Layout annotation data
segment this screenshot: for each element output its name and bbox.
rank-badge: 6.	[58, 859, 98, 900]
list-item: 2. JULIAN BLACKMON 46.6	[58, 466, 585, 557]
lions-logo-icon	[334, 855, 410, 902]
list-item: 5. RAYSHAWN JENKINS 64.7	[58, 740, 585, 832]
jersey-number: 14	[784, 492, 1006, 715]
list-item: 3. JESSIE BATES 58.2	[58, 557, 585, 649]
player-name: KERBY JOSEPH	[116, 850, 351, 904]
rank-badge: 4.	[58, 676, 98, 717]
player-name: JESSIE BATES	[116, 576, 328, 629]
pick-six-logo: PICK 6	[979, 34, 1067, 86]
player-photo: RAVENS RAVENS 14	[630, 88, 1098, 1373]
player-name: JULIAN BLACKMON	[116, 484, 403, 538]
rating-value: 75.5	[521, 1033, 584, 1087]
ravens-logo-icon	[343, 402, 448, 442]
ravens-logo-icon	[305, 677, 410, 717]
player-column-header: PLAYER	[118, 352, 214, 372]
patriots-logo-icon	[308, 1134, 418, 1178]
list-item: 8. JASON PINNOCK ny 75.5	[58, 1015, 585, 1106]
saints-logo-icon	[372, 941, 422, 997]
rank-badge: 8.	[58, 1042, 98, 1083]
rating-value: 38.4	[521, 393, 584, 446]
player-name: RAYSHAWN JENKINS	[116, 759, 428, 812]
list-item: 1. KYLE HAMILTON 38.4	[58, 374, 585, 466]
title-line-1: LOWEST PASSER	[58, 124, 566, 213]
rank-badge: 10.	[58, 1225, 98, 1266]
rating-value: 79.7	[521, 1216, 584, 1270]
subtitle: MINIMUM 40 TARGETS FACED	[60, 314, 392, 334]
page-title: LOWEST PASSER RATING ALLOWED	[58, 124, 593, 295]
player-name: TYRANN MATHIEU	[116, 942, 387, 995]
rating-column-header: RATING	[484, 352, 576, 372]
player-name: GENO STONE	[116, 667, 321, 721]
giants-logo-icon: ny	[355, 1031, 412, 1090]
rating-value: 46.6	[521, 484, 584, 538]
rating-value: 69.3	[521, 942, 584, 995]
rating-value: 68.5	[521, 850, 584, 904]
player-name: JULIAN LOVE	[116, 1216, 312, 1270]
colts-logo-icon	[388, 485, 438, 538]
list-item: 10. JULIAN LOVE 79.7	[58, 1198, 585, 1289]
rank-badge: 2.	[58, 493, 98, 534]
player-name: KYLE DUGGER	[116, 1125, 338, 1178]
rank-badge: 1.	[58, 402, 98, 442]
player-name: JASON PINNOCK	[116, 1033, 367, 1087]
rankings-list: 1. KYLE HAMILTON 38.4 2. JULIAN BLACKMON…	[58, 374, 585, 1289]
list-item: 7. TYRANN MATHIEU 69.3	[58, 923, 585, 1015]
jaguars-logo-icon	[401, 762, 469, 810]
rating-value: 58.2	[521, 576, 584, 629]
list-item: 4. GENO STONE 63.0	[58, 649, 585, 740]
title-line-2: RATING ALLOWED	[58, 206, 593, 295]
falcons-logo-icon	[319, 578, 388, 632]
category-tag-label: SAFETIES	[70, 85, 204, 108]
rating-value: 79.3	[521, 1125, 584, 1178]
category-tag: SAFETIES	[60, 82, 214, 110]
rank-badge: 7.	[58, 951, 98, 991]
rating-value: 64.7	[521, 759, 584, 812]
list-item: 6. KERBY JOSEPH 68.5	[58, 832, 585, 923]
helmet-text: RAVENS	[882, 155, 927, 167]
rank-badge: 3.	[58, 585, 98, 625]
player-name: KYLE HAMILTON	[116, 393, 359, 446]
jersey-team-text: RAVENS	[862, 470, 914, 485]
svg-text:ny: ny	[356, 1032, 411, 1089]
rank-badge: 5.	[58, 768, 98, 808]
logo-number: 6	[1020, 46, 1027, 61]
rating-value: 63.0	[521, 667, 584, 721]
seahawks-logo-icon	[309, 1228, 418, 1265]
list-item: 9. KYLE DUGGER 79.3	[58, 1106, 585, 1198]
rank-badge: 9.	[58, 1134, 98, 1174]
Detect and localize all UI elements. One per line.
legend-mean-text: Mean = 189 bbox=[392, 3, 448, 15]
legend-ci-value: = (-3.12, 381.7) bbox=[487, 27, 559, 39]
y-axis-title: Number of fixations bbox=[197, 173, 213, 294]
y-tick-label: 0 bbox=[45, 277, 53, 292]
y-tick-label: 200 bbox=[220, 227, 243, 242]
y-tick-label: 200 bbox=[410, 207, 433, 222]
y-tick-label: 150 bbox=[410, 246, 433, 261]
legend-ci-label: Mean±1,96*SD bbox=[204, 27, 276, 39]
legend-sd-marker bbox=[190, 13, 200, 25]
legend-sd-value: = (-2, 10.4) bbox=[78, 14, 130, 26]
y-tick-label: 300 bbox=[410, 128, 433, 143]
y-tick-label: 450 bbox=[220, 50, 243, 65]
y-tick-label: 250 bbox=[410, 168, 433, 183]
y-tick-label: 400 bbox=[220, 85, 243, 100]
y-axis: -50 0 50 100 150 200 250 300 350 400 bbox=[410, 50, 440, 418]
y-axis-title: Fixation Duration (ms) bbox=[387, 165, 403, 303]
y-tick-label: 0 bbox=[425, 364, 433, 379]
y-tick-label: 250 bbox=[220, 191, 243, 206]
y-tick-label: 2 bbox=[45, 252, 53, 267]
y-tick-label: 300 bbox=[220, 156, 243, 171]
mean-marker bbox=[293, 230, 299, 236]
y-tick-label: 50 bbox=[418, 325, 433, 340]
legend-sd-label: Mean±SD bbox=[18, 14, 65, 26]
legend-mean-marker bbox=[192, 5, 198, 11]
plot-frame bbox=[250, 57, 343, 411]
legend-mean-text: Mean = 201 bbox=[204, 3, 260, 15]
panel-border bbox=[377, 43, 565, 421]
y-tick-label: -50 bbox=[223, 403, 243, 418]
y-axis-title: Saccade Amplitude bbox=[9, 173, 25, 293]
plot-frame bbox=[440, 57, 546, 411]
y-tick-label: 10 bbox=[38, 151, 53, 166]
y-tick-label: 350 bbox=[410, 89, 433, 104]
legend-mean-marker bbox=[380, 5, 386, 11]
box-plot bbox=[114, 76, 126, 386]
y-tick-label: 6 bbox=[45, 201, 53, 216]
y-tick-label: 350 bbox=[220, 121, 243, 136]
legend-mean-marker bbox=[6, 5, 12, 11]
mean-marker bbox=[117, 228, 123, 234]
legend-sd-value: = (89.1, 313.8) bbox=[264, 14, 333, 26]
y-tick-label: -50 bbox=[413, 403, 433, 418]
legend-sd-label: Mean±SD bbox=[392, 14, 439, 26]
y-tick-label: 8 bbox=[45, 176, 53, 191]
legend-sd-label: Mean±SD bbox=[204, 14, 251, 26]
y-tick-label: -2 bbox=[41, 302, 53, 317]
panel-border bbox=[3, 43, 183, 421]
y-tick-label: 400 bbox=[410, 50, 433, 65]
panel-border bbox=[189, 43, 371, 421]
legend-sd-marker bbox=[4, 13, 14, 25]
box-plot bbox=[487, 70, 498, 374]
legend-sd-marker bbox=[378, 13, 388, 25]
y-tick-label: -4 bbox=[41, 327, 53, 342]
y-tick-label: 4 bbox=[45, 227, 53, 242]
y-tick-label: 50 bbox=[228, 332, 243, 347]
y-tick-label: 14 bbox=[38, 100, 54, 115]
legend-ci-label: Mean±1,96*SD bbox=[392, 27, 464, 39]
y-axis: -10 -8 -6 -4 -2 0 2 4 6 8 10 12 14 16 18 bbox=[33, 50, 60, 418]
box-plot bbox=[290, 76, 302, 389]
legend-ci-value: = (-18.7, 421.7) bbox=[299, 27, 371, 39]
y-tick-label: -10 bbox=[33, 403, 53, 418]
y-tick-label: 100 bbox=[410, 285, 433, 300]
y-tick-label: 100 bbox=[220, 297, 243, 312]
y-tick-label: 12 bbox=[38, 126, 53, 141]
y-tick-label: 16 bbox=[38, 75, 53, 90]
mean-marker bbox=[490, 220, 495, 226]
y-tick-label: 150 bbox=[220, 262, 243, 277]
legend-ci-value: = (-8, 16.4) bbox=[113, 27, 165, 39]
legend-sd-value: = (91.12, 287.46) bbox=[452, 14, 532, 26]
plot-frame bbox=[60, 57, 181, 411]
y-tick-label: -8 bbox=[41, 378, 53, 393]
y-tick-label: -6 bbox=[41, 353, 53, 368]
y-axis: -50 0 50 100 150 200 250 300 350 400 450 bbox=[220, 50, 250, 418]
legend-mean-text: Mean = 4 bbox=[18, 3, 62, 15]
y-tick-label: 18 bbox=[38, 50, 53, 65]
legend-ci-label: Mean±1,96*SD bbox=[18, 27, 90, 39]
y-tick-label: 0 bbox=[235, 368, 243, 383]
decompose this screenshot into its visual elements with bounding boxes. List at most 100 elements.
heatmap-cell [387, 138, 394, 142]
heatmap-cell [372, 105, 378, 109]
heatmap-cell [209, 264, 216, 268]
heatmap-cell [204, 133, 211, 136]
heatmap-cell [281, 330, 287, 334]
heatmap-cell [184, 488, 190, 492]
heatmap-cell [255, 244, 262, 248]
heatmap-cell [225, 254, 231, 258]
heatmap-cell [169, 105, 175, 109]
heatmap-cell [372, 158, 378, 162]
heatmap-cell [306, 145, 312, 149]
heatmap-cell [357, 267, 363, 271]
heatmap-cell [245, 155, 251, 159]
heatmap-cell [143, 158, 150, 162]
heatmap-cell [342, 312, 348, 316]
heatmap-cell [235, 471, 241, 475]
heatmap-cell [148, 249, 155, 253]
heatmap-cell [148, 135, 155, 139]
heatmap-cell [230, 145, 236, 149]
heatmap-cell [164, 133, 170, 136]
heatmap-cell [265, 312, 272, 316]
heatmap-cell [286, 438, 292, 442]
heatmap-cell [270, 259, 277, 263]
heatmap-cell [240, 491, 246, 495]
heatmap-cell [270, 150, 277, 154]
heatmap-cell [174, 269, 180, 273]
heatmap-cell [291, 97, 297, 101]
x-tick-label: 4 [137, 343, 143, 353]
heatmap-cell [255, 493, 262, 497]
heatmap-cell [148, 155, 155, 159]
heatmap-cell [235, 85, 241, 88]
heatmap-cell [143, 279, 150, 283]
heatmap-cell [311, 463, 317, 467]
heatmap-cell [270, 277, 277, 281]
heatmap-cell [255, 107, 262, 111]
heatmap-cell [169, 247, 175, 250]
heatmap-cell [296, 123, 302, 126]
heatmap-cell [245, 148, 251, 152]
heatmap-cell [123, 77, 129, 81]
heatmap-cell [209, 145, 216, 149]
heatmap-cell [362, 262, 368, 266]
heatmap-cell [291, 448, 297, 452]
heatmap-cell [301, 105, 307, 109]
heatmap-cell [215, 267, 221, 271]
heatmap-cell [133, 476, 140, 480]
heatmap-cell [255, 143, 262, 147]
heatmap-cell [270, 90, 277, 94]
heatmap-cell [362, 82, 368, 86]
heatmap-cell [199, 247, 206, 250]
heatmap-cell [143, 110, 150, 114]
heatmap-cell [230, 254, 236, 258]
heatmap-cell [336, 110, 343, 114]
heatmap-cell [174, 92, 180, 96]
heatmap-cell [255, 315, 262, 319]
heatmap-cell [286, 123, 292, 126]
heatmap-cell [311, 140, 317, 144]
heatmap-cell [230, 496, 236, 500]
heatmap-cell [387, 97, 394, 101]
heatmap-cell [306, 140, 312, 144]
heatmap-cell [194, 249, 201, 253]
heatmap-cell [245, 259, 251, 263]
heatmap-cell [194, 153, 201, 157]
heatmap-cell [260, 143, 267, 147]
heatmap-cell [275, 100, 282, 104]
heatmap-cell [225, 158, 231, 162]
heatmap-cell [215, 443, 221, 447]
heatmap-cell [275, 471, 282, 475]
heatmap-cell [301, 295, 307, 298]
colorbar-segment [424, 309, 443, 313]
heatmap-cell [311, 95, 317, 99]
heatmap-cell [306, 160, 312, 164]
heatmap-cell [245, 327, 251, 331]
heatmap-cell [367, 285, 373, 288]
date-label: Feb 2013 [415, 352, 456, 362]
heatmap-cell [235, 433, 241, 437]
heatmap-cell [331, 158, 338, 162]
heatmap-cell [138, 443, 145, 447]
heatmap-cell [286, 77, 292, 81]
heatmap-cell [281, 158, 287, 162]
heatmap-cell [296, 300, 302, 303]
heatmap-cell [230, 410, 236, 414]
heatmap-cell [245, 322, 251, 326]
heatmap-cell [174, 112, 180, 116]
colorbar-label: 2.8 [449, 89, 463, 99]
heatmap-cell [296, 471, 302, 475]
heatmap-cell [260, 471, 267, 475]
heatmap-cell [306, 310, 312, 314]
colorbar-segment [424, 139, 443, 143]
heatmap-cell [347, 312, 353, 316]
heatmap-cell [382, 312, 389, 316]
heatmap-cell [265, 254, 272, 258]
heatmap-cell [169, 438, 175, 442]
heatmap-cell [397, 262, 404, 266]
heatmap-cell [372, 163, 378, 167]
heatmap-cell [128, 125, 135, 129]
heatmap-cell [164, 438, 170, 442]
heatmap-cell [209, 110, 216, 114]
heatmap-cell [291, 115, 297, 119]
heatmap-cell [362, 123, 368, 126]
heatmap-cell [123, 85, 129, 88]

* _THE REQUEST_
Copy the entries word for word, from the first one up to and including the line with "576, 328, 629]".

* _RIGHT ANSWER_
segment this screenshot: for each element output its name and bbox.
rank-badge: 6.	[58, 859, 98, 900]
list-item: 2. JULIAN BLACKMON 46.6	[58, 466, 585, 557]
lions-logo-icon	[334, 855, 410, 902]
list-item: 5. RAYSHAWN JENKINS 64.7	[58, 740, 585, 832]
jersey-number: 14	[784, 492, 1006, 715]
list-item: 3. JESSIE BATES 58.2	[58, 557, 585, 649]
player-name: KERBY JOSEPH	[116, 850, 351, 904]
rank-badge: 4.	[58, 676, 98, 717]
player-name: JESSIE BATES	[116, 576, 328, 629]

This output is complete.